◆ Dataset excerpts
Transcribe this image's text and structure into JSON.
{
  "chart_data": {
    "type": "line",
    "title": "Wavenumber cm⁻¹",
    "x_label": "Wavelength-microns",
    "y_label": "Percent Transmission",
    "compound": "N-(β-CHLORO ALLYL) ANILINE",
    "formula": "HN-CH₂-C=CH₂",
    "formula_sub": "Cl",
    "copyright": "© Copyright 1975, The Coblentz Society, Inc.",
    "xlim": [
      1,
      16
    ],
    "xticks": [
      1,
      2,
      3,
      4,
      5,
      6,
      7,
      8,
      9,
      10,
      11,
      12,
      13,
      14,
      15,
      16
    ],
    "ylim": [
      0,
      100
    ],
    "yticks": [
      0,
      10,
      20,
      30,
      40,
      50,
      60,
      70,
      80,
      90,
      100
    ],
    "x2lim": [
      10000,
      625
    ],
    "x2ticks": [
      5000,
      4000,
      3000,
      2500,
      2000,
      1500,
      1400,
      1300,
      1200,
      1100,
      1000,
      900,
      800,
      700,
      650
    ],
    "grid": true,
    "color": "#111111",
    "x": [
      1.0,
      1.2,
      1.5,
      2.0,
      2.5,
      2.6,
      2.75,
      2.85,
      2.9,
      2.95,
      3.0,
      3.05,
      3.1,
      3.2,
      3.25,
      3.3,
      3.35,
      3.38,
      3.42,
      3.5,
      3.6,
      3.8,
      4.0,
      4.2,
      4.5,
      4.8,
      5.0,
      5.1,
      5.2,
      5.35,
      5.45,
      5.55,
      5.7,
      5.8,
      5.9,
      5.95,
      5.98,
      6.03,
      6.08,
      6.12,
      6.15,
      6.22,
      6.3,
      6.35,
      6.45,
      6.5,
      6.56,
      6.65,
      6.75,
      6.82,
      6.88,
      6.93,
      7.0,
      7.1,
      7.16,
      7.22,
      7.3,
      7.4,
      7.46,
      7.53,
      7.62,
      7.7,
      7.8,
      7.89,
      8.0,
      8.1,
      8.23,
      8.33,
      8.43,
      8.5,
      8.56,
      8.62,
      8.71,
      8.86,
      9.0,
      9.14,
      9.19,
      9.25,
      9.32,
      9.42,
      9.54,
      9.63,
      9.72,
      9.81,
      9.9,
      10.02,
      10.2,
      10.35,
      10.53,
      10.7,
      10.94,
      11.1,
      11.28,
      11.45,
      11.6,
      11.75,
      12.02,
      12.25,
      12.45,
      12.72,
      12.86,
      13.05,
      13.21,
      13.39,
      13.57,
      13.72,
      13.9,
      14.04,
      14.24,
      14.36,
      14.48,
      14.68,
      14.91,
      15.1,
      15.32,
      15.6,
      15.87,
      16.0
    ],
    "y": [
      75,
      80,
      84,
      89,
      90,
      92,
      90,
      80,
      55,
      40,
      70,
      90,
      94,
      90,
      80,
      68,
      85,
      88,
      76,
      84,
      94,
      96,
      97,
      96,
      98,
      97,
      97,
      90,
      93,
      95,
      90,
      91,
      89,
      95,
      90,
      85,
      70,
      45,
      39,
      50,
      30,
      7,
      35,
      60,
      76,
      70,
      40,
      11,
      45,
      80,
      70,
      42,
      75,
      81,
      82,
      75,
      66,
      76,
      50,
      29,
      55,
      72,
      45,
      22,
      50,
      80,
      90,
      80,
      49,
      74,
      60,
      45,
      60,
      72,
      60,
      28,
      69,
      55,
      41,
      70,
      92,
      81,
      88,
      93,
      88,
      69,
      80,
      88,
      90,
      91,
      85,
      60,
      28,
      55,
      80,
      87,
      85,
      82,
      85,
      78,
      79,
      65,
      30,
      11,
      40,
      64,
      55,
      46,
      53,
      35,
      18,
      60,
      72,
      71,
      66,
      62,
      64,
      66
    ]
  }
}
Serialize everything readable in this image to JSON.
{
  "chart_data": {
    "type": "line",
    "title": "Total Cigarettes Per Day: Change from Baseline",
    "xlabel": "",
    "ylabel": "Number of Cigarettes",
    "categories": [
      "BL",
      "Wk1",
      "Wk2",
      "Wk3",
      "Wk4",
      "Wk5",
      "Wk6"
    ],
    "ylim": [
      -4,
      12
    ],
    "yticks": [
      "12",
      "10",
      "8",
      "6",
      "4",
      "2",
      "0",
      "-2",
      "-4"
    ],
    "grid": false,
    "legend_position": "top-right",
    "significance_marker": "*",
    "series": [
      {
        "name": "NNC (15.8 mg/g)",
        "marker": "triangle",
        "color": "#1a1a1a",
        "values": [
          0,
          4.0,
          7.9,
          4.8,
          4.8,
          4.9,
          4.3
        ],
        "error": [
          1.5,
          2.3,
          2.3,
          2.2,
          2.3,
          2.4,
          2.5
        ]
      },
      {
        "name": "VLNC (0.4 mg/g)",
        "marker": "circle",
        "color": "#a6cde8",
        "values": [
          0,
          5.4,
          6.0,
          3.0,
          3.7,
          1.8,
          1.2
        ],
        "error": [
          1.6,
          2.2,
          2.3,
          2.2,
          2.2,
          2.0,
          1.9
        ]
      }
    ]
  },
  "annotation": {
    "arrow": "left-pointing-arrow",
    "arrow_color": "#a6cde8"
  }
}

◆ Exercise
Which lines above contain "JSON"? Show each of them.

◆ Completed exercise
Transcribe this image's text and structure into JSON.
Serialize everything readable in this image to JSON.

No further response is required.